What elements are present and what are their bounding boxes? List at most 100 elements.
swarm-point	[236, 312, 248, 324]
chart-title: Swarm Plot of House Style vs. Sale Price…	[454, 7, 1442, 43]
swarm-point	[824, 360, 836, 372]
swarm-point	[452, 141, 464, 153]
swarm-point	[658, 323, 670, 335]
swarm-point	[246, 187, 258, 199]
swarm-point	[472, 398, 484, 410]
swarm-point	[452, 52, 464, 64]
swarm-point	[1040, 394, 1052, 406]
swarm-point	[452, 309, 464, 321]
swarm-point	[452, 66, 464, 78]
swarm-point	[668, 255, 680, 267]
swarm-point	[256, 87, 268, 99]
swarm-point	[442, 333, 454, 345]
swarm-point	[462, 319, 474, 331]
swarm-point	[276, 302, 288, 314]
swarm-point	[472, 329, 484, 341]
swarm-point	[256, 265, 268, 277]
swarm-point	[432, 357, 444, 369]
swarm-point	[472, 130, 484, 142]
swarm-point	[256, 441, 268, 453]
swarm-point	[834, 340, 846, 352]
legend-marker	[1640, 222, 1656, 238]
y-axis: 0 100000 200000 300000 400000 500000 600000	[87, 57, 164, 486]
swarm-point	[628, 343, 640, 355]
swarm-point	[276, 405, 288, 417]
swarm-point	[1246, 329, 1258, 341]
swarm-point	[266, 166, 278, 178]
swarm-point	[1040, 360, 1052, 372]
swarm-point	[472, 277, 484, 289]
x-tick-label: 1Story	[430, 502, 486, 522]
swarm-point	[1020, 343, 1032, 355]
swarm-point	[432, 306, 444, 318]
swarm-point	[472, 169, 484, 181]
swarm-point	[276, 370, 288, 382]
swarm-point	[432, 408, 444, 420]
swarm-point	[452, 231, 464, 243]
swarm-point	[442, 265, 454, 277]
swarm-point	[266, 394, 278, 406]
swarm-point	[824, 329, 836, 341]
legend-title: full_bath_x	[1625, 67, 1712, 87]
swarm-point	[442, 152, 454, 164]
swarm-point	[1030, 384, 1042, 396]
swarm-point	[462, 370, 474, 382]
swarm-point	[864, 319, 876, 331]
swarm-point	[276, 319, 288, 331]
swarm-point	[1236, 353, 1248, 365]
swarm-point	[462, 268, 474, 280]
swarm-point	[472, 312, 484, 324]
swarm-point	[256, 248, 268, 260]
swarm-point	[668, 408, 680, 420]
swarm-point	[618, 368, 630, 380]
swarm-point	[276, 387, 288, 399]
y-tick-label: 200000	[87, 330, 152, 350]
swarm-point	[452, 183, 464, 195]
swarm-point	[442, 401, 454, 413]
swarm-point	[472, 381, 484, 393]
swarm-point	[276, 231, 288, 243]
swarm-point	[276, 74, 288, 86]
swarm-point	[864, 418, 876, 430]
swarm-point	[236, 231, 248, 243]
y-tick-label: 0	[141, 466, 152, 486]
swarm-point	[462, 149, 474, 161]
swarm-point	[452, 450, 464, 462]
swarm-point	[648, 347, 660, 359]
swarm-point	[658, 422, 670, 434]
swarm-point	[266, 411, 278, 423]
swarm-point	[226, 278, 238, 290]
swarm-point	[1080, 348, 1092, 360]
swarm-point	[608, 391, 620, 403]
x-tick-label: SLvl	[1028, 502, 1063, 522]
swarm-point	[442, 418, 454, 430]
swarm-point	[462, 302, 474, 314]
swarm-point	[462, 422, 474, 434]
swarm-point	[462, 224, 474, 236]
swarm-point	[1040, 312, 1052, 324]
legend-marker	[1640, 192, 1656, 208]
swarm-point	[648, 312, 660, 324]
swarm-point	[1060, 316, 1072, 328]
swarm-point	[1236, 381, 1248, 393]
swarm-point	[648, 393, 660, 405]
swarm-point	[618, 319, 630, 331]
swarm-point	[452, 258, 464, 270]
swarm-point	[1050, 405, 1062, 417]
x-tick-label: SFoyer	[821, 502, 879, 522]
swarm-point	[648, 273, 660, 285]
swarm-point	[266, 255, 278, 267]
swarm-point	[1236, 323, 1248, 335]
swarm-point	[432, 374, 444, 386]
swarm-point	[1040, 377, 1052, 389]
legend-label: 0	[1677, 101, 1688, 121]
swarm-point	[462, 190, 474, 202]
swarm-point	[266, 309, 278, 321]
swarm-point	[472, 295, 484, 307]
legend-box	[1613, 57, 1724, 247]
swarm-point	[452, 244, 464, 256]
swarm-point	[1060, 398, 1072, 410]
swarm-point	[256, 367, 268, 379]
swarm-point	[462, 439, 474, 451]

Goal
Change every "legend-marker" to "legend-symbol" in the items above and write out all their lines again with nothing else altered.

Complete response
What elements are present and what are their bounding boxes? List at most 100 elements.
swarm-point	[236, 312, 248, 324]
chart-title: Swarm Plot of House Style vs. Sale Price…	[454, 7, 1442, 43]
swarm-point	[824, 360, 836, 372]
swarm-point	[452, 141, 464, 153]
swarm-point	[658, 323, 670, 335]
swarm-point	[246, 187, 258, 199]
swarm-point	[472, 398, 484, 410]
swarm-point	[452, 52, 464, 64]
swarm-point	[1040, 394, 1052, 406]
swarm-point	[452, 309, 464, 321]
swarm-point	[452, 66, 464, 78]
swarm-point	[668, 255, 680, 267]
swarm-point	[256, 87, 268, 99]
swarm-point	[442, 333, 454, 345]
swarm-point	[462, 319, 474, 331]
swarm-point	[276, 302, 288, 314]
swarm-point	[472, 329, 484, 341]
swarm-point	[256, 265, 268, 277]
swarm-point	[432, 357, 444, 369]
swarm-point	[472, 130, 484, 142]
swarm-point	[256, 441, 268, 453]
swarm-point	[834, 340, 846, 352]
legend-symbol	[1640, 222, 1656, 238]
y-axis: 0 100000 200000 300000 400000 500000 600000	[87, 57, 164, 486]
swarm-point	[628, 343, 640, 355]
swarm-point	[276, 405, 288, 417]
swarm-point	[1246, 329, 1258, 341]
swarm-point	[266, 166, 278, 178]
swarm-point	[1040, 360, 1052, 372]
swarm-point	[472, 277, 484, 289]
x-tick-label: 1Story	[430, 502, 486, 522]
swarm-point	[1020, 343, 1032, 355]
swarm-point	[432, 306, 444, 318]
swarm-point	[472, 169, 484, 181]
swarm-point	[276, 370, 288, 382]
swarm-point	[432, 408, 444, 420]
swarm-point	[452, 231, 464, 243]
swarm-point	[442, 265, 454, 277]
swarm-point	[266, 394, 278, 406]
swarm-point	[824, 329, 836, 341]
legend-title: full_bath_x	[1625, 67, 1712, 87]
swarm-point	[442, 152, 454, 164]
swarm-point	[1030, 384, 1042, 396]
swarm-point	[462, 370, 474, 382]
swarm-point	[864, 319, 876, 331]
swarm-point	[276, 319, 288, 331]
swarm-point	[1236, 353, 1248, 365]
swarm-point	[462, 268, 474, 280]
swarm-point	[472, 312, 484, 324]
swarm-point	[256, 248, 268, 260]
swarm-point	[668, 408, 680, 420]
swarm-point	[618, 368, 630, 380]
swarm-point	[276, 387, 288, 399]
y-tick-label: 200000	[87, 330, 152, 350]
swarm-point	[452, 183, 464, 195]
swarm-point	[442, 401, 454, 413]
swarm-point	[472, 381, 484, 393]
swarm-point	[276, 231, 288, 243]
swarm-point	[276, 74, 288, 86]
swarm-point	[864, 418, 876, 430]
swarm-point	[236, 231, 248, 243]
y-tick-label: 0	[141, 466, 152, 486]
swarm-point	[462, 149, 474, 161]
swarm-point	[452, 450, 464, 462]
swarm-point	[648, 347, 660, 359]
swarm-point	[658, 422, 670, 434]
swarm-point	[266, 411, 278, 423]
swarm-point	[226, 278, 238, 290]
swarm-point	[1080, 348, 1092, 360]
swarm-point	[608, 391, 620, 403]
x-tick-label: SLvl	[1028, 502, 1063, 522]
swarm-point	[442, 418, 454, 430]
swarm-point	[462, 302, 474, 314]
swarm-point	[462, 422, 474, 434]
swarm-point	[462, 224, 474, 236]
swarm-point	[1040, 312, 1052, 324]
legend-symbol	[1640, 192, 1656, 208]
swarm-point	[648, 312, 660, 324]
swarm-point	[1060, 316, 1072, 328]
swarm-point	[1236, 381, 1248, 393]
swarm-point	[648, 393, 660, 405]
swarm-point	[618, 319, 630, 331]
swarm-point	[452, 258, 464, 270]
swarm-point	[1050, 405, 1062, 417]
x-tick-label: SFoyer	[821, 502, 879, 522]
swarm-point	[648, 273, 660, 285]
swarm-point	[266, 255, 278, 267]
swarm-point	[1236, 323, 1248, 335]
swarm-point	[432, 374, 444, 386]
swarm-point	[1040, 377, 1052, 389]
legend-label: 0	[1677, 101, 1688, 121]
swarm-point	[462, 190, 474, 202]
swarm-point	[266, 309, 278, 321]
swarm-point	[472, 295, 484, 307]
legend-box	[1613, 57, 1724, 247]
swarm-point	[452, 244, 464, 256]
swarm-point	[1060, 398, 1072, 410]
swarm-point	[256, 367, 268, 379]
swarm-point	[462, 439, 474, 451]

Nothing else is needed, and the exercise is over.